◆ Exercise instructions
Where the data below has the string "financiamentos", return the whole line.

◆ Provided data
::::
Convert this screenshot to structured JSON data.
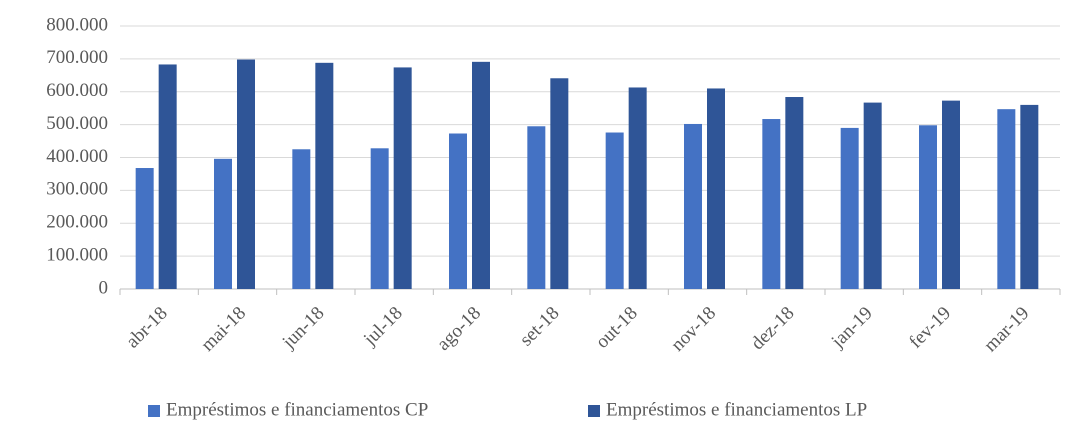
{
  "chart_data": {
    "type": "bar",
    "categories": [
      "abr-18",
      "mai-18",
      "jun-18",
      "jul-18",
      "ago-18",
      "set-18",
      "out-18",
      "nov-18",
      "dez-18",
      "jan-19",
      "fev-19",
      "mar-19"
    ],
    "series": [
      {
        "name": "Empréstimos e financiamentos CP",
        "color": "#4472c4",
        "values": [
          368000,
          396000,
          425000,
          428000,
          473000,
          495000,
          476000,
          502000,
          517000,
          490000,
          498000,
          547000
        ]
      },
      {
        "name": "Empréstimos e financiamentos LP",
        "color": "#2f5597",
        "values": [
          683000,
          698000,
          688000,
          674000,
          691000,
          641000,
          613000,
          610000,
          584000,
          567000,
          573000,
          560000
        ]
      }
    ],
    "ylim": [
      0,
      800000
    ],
    "yticks": [
      0,
      {
        "value": 100000,
        "label": "100.000"
      },
      {
        "value": 200000,
        "label": "200.000"
      },
      {
        "value": 300000,
        "label": "300.000"
      },
      {
        "value": 400000,
        "label": "400.000"
      },
      {
        "value": 500000,
        "label": "500.000"
      },
      {
        "value": 600000,
        "label": "600.000"
      },
      {
        "value": 700000,
        "label": "700.000"
      },
      {
        "value": 800000,
        "label": "800.000"
      }
    ],
    "grid": true,
    "legend": "bottom"
  }
}
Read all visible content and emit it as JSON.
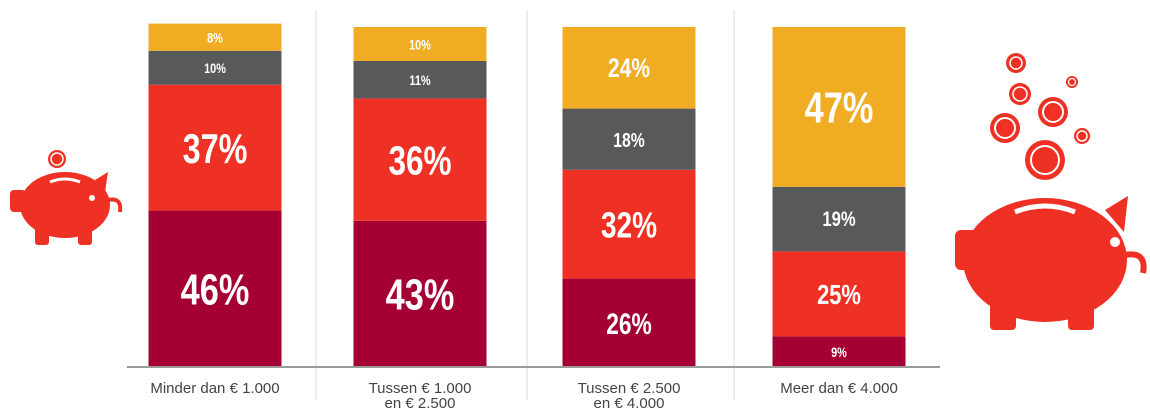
{
  "chart_data": {
    "type": "stacked-bar",
    "categories": [
      "Minder dan € 1.000",
      "Tussen € 1.000\nen € 2.500",
      "Tussen € 2.500\nen € 4.000",
      "Meer dan € 4.000"
    ],
    "series": [
      {
        "color": "#a50034",
        "values": [
          46,
          43,
          26,
          9
        ],
        "value_labels": [
          "46%",
          "43%",
          "26%",
          "9%"
        ]
      },
      {
        "color": "#ee3124",
        "values": [
          37,
          36,
          32,
          25
        ],
        "value_labels": [
          "37%",
          "36%",
          "32%",
          "25%"
        ]
      },
      {
        "color": "#58595b",
        "values": [
          10,
          11,
          18,
          19
        ],
        "value_labels": [
          "10%",
          "11%",
          "18%",
          "19%"
        ]
      },
      {
        "color": "#f0ad24",
        "values": [
          8,
          10,
          24,
          47
        ],
        "value_labels": [
          "8%",
          "10%",
          "24%",
          "47%"
        ]
      }
    ],
    "ylim": [
      0,
      100
    ]
  }
}
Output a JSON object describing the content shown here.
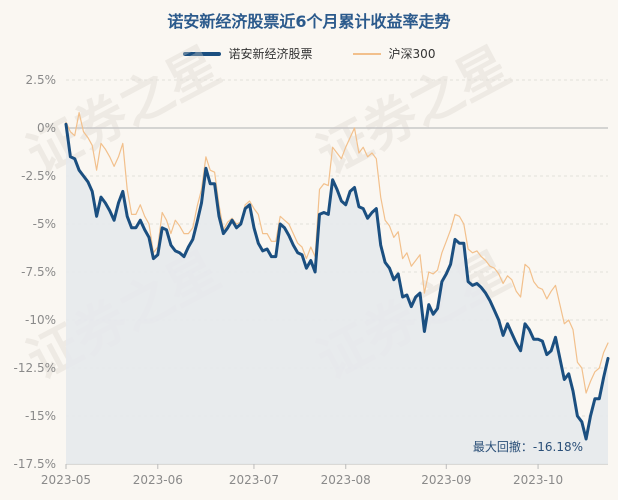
{
  "chart_data": {
    "type": "line",
    "title": "诺安新经济股票近6个月累计收益率走势",
    "legend_position": "top-center",
    "grid": true,
    "xlabel": "",
    "ylabel": "",
    "ylim": [
      -17.5,
      3
    ],
    "yticks": [
      {
        "value": 2.5,
        "label": "2.5%"
      },
      {
        "value": 0,
        "label": "0%"
      },
      {
        "value": -2.5,
        "label": "-2.5%"
      },
      {
        "value": -5,
        "label": "-5%"
      },
      {
        "value": -7.5,
        "label": "-7.5%"
      },
      {
        "value": -10,
        "label": "-10%"
      },
      {
        "value": -12.5,
        "label": "-12.5%"
      },
      {
        "value": -15,
        "label": "-15%"
      },
      {
        "value": -17.5,
        "label": "-17.5%"
      }
    ],
    "xticks": [
      {
        "label": "2023-05",
        "index": 0
      },
      {
        "label": "2023-06",
        "index": 21
      },
      {
        "label": "2023-07",
        "index": 43
      },
      {
        "label": "2023-08",
        "index": 64
      },
      {
        "label": "2023-09",
        "index": 87
      },
      {
        "label": "2023-10",
        "index": 108
      }
    ],
    "series": [
      {
        "name": "诺安新经济股票",
        "color": "#1b4f80",
        "fill": "#e6e9ec",
        "values": [
          0.2,
          -1.5,
          -1.6,
          -2.2,
          -2.5,
          -2.8,
          -3.3,
          -4.6,
          -3.6,
          -3.9,
          -4.3,
          -4.8,
          -3.9,
          -3.3,
          -4.6,
          -5.2,
          -5.2,
          -4.8,
          -5.3,
          -5.7,
          -6.8,
          -6.6,
          -5.2,
          -5.3,
          -6.1,
          -6.4,
          -6.5,
          -6.7,
          -6.2,
          -5.8,
          -4.9,
          -3.9,
          -2.1,
          -2.9,
          -2.9,
          -4.6,
          -5.5,
          -5.2,
          -4.8,
          -5.2,
          -5.0,
          -4.2,
          -4.0,
          -5.2,
          -6.0,
          -6.4,
          -6.3,
          -6.7,
          -6.7,
          -5.0,
          -5.2,
          -5.6,
          -6.1,
          -6.5,
          -6.6,
          -7.3,
          -6.9,
          -7.5,
          -4.5,
          -4.4,
          -4.5,
          -2.7,
          -3.2,
          -3.8,
          -4.0,
          -3.3,
          -3.1,
          -4.1,
          -4.2,
          -4.7,
          -4.4,
          -4.2,
          -6.1,
          -7.0,
          -7.3,
          -7.9,
          -7.6,
          -8.8,
          -8.7,
          -9.3,
          -8.8,
          -8.6,
          -10.6,
          -9.2,
          -9.7,
          -9.4,
          -8.0,
          -7.6,
          -7.1,
          -5.8,
          -6.0,
          -6.0,
          -8.0,
          -8.2,
          -8.1,
          -8.3,
          -8.6,
          -9.0,
          -9.5,
          -10.0,
          -10.8,
          -10.2,
          -10.7,
          -11.2,
          -11.6,
          -10.2,
          -10.5,
          -11.0,
          -11.0,
          -11.1,
          -11.8,
          -11.6,
          -10.9,
          -12.0,
          -13.1,
          -12.8,
          -13.7,
          -15.0,
          -15.3,
          -16.2,
          -15.0,
          -14.1,
          -14.1,
          -13.0,
          -12.0
        ]
      },
      {
        "name": "沪深300",
        "color": "#f2c08c",
        "values": [
          0.3,
          -0.2,
          -0.4,
          0.8,
          -0.2,
          -0.5,
          -0.9,
          -2.2,
          -0.8,
          -1.1,
          -1.5,
          -2.0,
          -1.5,
          -0.8,
          -3.2,
          -4.5,
          -4.5,
          -4.0,
          -4.6,
          -5.0,
          -6.5,
          -6.2,
          -4.4,
          -4.8,
          -5.5,
          -4.8,
          -5.1,
          -5.5,
          -5.5,
          -5.2,
          -4.1,
          -3.2,
          -1.5,
          -2.2,
          -2.3,
          -4.0,
          -5.3,
          -4.9,
          -4.7,
          -5.0,
          -4.9,
          -4.0,
          -3.8,
          -4.2,
          -4.5,
          -5.5,
          -5.5,
          -5.9,
          -5.9,
          -4.6,
          -4.8,
          -5.0,
          -5.5,
          -6.0,
          -6.2,
          -6.8,
          -6.2,
          -6.7,
          -3.2,
          -2.9,
          -3.0,
          -1.0,
          -1.3,
          -1.6,
          -1.0,
          -0.5,
          0.0,
          -1.3,
          -1.0,
          -1.5,
          -1.3,
          -1.6,
          -3.6,
          -4.8,
          -5.1,
          -5.7,
          -5.4,
          -6.8,
          -6.5,
          -7.2,
          -6.9,
          -6.6,
          -8.6,
          -7.5,
          -7.6,
          -7.4,
          -6.5,
          -5.9,
          -5.3,
          -4.5,
          -4.6,
          -5.0,
          -6.3,
          -6.5,
          -6.4,
          -6.7,
          -6.9,
          -7.2,
          -7.3,
          -7.6,
          -8.1,
          -7.7,
          -7.9,
          -8.5,
          -8.8,
          -7.1,
          -7.3,
          -8.0,
          -8.3,
          -8.4,
          -8.9,
          -8.5,
          -8.2,
          -9.2,
          -10.2,
          -10.0,
          -10.5,
          -12.2,
          -12.5,
          -13.8,
          -13.2,
          -12.7,
          -12.5,
          -11.7,
          -11.2
        ]
      }
    ],
    "annotation": {
      "text": "最大回撤：-16.18%"
    },
    "watermark": {
      "text": "证券之星"
    }
  }
}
::::
◆ Answer below
        "name": "Empréstimos e financiamentos CP",
        "name": "Empréstimos e financiamentos LP",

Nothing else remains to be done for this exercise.